- Extrait du document:
***
Près de deux ans et demi, c'est le temps qu'il aura fallu pour avoir une première décision de justice dans l'affaire qui oppose Yassine F. et la commune de Saint-Jeures. Cet entrepreneur lyonnais avait entamé à l'automne 2021 la construction d'une très grande maison située le long de la RD 47 au lieu-dit Bourrel, juste à la sortie du bourg de Saint-Jeures. Très vite, la polémique avait enflé face aux dimensions de la maison (1.184 m² de surface de planchers) et à la présence d'une "salle de prière" pour cette famille de confession musulmane. Une réunion publique avait même été organisée par le porteur du projet en présence de la mairie.

À l'issue, face à l'opposition d'un certain nombre d'habitants, le maire de la commune avait pris un arrêté municipal le 20 décembre 2021 pour retirer le permis de construire qu'il avait pourtant accordé à Yassine F. le 21 octobre, moins de deux mois avant, pour construire sa maison. Ce dernier avait alors saisi le tribunal administratif, de même qu'un groupe d'habitants qui demandaient eux l'annulation du permis. Après avoir étudié ces deux dossiers à l'audience du 2 mai dernier, le tribunal administratif de Clermont-Ferrand vient de rendre les deux jugements ce jeudi 16 mai. "L'arrêté du 20 décembre 2021 du maire de la commune de Saint-Jeures est annulé". La commune devra également lui verser 1.500 euros de frais d'avocat.

5.000 euros de préjudice moral

Dans un deuxième temps, le porteur du projet avait réclamé à la commune 253.831,18 euros "en réparation du préjudice qu'il estime avoir subi du fait de l'illégalité de l'arrêté du maire, dont 163.63,18 euros au titre des dépenses engagées dans le cadre du projet de construction, 15.000 euros au titre du préjudice moral, 50.000 euros au titre de la perte de valeur vénale du terrain et 7.200 euros au titre des frais d'huissier et d'avocats".

Un véhicule et un abri incendiés sur un chantier qui suscite la controverse à Saint-Jeures

Sur cette requête : "la commune de Saint-Jeures est condamnée à verser la somme de 5.000 euros" au titre du préjudice moral. Le tribunal s'en explique dans un communiqué transmis à notre rédaction, rappelant que l'intéressé "avait été invité à participer à une réunion publique devant une centaine d’habitants afin qu’il se justifie sur son projet de construction mais également sur des éléments qui ne relèvent que de sa vie privée. Ainsi, outre le retard pris dans la réalisation de son projet immobilier, l’arrêté de retrait a été adopté dans des conditions qui ont excédé les conditions ordinaires de déroulement d’une procédure administrative.

La commune a été condamnée à lui verser la somme de 5.000 euros en raison du préjudice moral qui en a résulté". Une somme à laquelle s'ajoute là-aussi 1.500 euros de frais d'avocat. Soit au total, une somme de 8.000 euros à la charge de la commune.

"Aucune unité architecturale particulière n'est identifiée"
***
- Énoncé:
D'après l'extrait du document, quelle somme la commune de Saint-Jeures doit-elle verser au titre du préjudice moral ?
***
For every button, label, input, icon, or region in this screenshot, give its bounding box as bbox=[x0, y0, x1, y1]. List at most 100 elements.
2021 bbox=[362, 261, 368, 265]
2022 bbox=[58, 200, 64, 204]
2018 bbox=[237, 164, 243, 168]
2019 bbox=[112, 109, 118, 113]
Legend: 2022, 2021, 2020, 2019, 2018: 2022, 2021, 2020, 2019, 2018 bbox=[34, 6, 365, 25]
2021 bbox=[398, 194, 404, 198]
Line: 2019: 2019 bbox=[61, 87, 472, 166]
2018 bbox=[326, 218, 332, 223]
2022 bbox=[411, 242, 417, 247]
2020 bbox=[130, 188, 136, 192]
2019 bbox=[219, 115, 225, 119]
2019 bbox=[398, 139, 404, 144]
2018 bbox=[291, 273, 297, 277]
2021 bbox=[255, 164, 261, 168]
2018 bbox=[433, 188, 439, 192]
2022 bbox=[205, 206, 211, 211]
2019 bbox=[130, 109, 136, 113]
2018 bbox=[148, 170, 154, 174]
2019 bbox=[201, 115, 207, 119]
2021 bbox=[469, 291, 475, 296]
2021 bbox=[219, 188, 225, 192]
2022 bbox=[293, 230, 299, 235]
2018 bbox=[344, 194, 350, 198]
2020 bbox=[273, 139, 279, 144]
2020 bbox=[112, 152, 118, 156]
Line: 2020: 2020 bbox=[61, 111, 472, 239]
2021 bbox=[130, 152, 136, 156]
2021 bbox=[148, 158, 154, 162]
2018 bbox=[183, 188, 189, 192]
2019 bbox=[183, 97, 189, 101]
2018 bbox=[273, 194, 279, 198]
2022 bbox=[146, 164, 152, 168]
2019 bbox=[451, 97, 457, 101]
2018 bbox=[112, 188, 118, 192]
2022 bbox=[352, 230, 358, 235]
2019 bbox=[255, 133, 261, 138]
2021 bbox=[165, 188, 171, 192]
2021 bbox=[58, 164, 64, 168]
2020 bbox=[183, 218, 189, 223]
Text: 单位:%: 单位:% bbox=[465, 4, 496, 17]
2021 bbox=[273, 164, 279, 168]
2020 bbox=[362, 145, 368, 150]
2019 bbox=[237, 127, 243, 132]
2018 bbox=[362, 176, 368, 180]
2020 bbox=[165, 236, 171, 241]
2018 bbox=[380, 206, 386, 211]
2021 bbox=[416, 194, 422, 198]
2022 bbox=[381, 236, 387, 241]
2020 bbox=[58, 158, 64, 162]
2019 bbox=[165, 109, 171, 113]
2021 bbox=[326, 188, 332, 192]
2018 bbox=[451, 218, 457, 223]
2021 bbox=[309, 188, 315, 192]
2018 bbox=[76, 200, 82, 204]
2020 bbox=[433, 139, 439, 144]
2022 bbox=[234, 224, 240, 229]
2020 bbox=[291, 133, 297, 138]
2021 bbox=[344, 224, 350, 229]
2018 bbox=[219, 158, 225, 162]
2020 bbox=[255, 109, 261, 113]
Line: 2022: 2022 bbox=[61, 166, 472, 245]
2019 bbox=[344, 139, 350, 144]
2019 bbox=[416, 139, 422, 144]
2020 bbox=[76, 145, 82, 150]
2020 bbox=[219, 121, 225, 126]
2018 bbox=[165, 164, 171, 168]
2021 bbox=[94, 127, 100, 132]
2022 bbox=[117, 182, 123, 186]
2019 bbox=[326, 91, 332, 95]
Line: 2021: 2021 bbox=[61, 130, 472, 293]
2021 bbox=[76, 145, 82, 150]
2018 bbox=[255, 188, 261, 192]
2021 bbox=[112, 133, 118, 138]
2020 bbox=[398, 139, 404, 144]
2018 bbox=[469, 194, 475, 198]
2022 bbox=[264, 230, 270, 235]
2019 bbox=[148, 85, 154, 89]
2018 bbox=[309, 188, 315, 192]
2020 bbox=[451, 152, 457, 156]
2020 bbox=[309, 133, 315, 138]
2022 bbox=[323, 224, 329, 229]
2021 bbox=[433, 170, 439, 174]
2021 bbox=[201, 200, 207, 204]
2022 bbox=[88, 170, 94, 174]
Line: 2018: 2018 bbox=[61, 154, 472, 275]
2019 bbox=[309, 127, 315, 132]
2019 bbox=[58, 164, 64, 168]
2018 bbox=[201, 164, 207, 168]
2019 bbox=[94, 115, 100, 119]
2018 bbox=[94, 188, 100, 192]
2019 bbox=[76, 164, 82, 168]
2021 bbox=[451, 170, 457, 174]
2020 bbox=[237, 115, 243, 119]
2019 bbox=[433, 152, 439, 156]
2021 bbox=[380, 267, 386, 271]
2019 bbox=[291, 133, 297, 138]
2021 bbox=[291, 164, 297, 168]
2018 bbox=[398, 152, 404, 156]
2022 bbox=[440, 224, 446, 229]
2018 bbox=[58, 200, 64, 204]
***
- Solution proposée:
5.000 euros.